■ **STATED TASK**:
Give the count of lines that include the string "color". Add nothing to it.

Rows from a figure dataset
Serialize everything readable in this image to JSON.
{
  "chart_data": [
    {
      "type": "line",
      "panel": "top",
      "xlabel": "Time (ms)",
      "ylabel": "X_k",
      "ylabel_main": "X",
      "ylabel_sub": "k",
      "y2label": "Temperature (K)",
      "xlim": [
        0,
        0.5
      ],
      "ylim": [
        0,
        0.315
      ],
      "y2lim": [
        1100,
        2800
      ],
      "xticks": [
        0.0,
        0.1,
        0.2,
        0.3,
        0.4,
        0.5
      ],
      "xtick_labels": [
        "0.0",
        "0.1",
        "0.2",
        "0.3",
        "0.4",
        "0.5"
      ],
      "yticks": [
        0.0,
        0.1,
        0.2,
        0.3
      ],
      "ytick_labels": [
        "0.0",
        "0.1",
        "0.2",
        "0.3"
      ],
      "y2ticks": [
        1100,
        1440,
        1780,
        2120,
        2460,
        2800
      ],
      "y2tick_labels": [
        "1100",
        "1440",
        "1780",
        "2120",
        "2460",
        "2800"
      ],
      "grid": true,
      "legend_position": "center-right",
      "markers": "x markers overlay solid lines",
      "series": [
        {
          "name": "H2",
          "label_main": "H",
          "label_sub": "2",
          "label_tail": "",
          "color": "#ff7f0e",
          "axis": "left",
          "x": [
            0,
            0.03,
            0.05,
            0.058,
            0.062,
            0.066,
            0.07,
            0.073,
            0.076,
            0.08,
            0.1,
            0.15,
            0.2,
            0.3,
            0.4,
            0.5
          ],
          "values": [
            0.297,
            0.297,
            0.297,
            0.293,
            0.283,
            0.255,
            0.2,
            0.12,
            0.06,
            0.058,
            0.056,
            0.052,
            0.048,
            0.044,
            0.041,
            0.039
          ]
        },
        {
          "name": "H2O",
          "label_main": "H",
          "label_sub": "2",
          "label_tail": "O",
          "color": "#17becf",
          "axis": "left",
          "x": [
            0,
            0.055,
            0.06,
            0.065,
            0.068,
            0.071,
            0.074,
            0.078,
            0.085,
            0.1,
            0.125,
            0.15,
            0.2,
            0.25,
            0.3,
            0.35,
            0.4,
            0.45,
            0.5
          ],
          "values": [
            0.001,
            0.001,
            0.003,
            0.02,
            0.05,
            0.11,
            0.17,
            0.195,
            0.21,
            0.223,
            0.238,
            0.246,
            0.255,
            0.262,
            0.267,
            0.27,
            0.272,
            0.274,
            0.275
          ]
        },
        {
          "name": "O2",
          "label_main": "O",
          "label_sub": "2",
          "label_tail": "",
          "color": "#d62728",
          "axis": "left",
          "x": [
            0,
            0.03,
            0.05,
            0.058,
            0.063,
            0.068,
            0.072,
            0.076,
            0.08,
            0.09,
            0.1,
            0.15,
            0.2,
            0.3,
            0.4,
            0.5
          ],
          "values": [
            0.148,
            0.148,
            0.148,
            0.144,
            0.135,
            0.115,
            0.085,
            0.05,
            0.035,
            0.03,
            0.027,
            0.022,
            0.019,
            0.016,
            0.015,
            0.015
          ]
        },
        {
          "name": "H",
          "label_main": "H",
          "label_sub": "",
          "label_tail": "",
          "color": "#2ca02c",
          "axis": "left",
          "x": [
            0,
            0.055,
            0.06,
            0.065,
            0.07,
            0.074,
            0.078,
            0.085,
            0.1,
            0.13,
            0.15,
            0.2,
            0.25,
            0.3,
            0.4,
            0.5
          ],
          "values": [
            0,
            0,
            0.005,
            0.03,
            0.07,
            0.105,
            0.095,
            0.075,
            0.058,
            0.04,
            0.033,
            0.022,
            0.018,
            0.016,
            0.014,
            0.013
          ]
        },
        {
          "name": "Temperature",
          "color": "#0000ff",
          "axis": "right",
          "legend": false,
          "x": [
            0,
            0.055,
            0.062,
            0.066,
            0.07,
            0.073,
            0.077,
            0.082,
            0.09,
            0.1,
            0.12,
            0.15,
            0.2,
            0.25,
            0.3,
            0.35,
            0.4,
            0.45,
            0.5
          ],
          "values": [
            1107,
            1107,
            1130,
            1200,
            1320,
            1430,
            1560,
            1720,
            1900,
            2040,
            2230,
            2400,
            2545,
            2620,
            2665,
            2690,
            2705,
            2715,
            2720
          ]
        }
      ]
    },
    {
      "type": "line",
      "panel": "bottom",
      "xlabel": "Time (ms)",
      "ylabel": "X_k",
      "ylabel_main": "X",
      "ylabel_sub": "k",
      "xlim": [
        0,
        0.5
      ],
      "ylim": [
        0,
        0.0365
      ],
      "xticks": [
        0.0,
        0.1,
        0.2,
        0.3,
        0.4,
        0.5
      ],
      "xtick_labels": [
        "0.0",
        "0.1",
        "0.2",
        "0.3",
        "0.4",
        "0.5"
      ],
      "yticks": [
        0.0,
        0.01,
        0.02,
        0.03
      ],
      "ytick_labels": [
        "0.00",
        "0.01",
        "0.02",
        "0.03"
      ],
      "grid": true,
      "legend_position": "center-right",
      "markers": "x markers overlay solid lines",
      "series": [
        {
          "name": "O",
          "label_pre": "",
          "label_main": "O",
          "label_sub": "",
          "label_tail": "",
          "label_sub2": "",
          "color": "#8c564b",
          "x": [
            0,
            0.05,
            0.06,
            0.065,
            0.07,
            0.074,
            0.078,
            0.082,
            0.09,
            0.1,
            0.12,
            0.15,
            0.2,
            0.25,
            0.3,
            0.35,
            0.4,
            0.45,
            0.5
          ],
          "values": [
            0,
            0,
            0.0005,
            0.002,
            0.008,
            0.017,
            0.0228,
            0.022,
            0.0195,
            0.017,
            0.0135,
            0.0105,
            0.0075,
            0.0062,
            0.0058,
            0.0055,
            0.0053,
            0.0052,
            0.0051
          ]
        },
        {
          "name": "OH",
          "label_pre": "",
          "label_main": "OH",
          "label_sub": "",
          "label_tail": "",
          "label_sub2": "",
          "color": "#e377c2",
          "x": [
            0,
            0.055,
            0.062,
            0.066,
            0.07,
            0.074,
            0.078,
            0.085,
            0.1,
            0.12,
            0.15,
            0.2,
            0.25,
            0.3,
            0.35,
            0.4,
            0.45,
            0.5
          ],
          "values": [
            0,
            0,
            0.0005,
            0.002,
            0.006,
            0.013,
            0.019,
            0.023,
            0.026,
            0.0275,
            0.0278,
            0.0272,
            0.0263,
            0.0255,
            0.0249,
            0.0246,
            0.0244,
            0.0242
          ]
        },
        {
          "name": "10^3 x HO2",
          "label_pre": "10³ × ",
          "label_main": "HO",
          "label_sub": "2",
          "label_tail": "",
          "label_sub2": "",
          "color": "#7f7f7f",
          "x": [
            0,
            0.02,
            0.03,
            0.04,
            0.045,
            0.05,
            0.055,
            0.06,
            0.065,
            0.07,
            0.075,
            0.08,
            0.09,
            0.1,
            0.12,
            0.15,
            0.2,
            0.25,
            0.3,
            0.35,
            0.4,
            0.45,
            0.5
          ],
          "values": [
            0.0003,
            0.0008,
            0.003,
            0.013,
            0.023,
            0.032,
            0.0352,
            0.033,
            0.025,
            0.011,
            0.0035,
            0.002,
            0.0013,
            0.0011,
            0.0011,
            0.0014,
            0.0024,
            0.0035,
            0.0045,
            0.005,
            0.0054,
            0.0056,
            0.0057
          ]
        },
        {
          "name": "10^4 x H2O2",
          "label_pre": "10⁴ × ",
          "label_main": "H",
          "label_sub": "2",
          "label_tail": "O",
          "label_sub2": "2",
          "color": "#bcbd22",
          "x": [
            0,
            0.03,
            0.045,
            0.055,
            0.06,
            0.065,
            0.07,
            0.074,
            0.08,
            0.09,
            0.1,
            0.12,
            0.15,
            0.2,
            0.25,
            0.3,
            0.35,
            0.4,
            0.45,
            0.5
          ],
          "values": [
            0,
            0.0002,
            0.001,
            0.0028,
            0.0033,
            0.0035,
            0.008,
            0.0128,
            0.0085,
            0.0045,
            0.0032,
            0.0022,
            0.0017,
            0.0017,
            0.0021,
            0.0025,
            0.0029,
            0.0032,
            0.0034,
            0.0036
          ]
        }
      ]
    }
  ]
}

■ **TASK OUTPUT**:
9